### WHAT YOU NEED TO DO:
Check each line of the listing for the string "Message", count the lines that have it, and answer with that number only.

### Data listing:
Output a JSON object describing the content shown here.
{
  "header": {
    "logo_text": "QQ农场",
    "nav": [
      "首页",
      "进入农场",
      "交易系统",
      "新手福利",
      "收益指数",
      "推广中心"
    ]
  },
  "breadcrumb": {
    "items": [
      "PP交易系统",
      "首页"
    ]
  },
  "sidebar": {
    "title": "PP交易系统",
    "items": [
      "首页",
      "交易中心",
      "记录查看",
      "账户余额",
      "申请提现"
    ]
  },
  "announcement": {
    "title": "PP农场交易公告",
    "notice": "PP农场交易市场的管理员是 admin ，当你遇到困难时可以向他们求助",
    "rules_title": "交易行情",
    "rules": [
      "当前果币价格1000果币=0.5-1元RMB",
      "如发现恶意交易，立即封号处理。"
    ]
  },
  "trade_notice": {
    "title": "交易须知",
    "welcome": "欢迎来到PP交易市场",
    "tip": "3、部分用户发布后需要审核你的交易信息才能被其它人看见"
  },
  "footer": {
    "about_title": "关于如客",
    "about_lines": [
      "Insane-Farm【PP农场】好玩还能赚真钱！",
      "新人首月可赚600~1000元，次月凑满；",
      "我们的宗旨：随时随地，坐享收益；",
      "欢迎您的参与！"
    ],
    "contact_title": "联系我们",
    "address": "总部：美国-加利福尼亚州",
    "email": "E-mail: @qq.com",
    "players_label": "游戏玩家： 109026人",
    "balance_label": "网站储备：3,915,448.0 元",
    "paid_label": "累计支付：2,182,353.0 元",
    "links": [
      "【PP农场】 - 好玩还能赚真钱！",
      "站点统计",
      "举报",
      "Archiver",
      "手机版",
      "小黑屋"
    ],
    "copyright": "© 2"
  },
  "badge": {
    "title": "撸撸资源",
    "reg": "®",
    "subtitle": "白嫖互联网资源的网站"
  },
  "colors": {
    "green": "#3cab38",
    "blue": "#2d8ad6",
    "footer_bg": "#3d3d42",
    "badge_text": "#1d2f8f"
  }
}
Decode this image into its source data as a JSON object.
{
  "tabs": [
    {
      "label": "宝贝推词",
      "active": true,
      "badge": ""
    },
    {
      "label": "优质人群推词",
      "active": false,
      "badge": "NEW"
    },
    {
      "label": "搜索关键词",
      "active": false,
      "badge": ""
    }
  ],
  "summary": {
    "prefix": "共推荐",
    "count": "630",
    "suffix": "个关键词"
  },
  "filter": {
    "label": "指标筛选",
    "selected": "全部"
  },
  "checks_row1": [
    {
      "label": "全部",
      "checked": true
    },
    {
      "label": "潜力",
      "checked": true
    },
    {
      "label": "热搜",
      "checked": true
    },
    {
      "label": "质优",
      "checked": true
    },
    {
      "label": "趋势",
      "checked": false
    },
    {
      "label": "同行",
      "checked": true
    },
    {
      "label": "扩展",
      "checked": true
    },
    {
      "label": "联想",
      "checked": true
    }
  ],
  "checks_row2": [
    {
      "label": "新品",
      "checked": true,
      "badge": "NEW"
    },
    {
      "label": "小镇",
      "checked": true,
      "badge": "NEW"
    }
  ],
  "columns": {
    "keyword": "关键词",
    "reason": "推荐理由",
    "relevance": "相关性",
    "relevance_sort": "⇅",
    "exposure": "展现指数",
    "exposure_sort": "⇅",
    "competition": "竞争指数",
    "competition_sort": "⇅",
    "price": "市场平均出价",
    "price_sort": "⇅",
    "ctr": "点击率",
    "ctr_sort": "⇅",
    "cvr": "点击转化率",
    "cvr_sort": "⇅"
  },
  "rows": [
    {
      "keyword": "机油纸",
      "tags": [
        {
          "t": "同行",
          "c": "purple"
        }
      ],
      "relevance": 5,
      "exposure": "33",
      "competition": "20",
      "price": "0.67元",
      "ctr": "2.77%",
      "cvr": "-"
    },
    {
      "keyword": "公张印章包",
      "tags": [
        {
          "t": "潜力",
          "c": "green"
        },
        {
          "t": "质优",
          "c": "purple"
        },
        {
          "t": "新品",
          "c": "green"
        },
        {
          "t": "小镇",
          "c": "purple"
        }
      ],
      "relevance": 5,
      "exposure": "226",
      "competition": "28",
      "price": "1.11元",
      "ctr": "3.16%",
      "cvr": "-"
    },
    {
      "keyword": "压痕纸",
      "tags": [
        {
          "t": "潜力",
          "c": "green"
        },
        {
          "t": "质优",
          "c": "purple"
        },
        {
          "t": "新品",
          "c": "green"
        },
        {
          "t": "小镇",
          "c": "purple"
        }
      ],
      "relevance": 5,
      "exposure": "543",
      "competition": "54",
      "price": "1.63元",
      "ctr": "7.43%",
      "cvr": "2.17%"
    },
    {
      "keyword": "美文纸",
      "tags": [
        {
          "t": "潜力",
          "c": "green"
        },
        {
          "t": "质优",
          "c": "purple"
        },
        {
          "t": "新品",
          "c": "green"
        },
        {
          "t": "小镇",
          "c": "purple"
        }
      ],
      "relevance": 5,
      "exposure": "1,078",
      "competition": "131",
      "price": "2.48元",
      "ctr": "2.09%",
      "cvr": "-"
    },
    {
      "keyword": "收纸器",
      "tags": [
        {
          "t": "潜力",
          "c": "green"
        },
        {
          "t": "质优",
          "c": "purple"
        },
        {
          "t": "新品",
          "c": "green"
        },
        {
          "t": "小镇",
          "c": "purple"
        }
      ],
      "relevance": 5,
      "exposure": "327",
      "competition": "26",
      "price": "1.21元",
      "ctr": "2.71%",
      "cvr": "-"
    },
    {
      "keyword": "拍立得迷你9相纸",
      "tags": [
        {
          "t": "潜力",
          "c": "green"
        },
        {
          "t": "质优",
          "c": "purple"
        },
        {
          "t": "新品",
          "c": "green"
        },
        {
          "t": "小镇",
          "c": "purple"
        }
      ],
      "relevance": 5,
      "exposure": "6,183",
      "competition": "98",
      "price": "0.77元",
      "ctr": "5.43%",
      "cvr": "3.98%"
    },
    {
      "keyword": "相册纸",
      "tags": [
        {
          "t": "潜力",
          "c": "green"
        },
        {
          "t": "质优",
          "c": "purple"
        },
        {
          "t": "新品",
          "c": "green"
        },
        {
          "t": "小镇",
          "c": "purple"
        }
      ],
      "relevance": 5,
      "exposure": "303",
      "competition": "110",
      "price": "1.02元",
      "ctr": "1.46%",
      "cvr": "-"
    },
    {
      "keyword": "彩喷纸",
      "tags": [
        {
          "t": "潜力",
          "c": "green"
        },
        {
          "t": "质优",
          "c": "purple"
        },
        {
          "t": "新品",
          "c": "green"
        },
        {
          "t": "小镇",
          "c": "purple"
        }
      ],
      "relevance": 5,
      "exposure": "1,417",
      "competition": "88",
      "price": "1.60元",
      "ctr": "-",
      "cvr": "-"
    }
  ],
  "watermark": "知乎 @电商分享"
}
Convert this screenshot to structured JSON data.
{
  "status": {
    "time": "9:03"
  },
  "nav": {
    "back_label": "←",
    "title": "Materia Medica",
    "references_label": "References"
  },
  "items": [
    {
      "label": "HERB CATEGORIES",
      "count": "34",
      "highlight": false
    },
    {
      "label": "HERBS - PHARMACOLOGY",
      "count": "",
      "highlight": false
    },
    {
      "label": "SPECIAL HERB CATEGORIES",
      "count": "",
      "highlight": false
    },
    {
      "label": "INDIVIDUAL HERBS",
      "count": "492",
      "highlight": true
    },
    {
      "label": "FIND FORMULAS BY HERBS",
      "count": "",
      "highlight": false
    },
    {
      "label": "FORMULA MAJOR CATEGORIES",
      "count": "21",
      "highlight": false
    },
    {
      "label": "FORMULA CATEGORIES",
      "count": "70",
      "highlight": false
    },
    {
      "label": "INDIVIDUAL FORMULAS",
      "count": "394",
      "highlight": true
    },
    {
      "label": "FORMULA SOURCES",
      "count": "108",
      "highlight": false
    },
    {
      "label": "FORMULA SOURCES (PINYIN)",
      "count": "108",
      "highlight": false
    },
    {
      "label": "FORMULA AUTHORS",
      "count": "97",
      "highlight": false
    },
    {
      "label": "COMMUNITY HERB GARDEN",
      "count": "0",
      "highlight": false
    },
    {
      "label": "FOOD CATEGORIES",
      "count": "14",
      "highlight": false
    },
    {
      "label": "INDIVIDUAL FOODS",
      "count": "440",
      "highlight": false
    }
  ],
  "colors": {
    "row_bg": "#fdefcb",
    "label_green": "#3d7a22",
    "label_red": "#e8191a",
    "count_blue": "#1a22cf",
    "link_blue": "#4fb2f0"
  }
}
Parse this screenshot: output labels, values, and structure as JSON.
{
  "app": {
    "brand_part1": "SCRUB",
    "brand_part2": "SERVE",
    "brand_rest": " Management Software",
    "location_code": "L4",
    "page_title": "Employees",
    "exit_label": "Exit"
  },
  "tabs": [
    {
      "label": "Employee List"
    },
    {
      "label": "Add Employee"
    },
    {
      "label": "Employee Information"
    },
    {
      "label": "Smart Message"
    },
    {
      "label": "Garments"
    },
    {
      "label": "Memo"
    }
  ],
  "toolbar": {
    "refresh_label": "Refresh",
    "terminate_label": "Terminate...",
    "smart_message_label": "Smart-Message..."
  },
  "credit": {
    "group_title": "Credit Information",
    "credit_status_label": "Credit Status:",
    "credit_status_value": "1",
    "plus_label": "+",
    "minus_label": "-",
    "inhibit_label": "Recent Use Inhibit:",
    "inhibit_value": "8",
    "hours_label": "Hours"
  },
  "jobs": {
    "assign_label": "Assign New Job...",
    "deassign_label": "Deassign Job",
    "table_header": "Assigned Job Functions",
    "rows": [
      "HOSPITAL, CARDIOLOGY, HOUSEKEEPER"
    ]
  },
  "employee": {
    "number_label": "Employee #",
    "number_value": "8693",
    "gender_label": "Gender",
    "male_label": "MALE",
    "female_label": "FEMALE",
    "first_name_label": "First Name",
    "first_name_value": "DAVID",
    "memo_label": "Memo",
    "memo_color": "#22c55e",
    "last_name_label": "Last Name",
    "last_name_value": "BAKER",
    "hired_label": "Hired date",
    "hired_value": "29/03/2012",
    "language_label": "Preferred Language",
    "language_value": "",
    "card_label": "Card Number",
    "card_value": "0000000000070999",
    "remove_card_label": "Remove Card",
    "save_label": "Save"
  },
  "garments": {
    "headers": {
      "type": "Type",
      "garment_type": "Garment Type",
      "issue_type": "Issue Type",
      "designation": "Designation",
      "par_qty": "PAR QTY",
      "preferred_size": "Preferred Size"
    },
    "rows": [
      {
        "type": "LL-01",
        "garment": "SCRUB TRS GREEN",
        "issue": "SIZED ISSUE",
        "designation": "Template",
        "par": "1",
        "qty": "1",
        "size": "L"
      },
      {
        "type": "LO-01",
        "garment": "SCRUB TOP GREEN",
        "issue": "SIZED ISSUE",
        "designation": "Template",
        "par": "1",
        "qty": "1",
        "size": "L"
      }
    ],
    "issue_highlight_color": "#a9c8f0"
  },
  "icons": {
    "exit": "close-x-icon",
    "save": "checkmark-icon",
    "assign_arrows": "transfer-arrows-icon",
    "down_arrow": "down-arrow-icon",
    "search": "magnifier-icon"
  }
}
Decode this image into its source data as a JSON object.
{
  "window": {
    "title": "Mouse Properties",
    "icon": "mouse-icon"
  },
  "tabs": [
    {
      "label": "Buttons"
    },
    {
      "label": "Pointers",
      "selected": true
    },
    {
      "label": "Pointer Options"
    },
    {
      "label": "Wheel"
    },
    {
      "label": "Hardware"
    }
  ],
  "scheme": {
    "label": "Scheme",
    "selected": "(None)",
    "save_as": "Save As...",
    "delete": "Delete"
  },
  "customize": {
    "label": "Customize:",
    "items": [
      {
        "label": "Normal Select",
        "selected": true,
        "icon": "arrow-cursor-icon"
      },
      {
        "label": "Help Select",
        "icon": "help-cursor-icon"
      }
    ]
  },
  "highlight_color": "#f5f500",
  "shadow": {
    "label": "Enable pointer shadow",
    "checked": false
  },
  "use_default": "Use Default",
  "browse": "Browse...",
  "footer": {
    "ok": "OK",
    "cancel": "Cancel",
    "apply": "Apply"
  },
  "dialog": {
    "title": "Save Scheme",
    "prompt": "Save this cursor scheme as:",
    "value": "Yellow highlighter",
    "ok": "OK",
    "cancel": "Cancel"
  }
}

### FULL SOLUTION:
2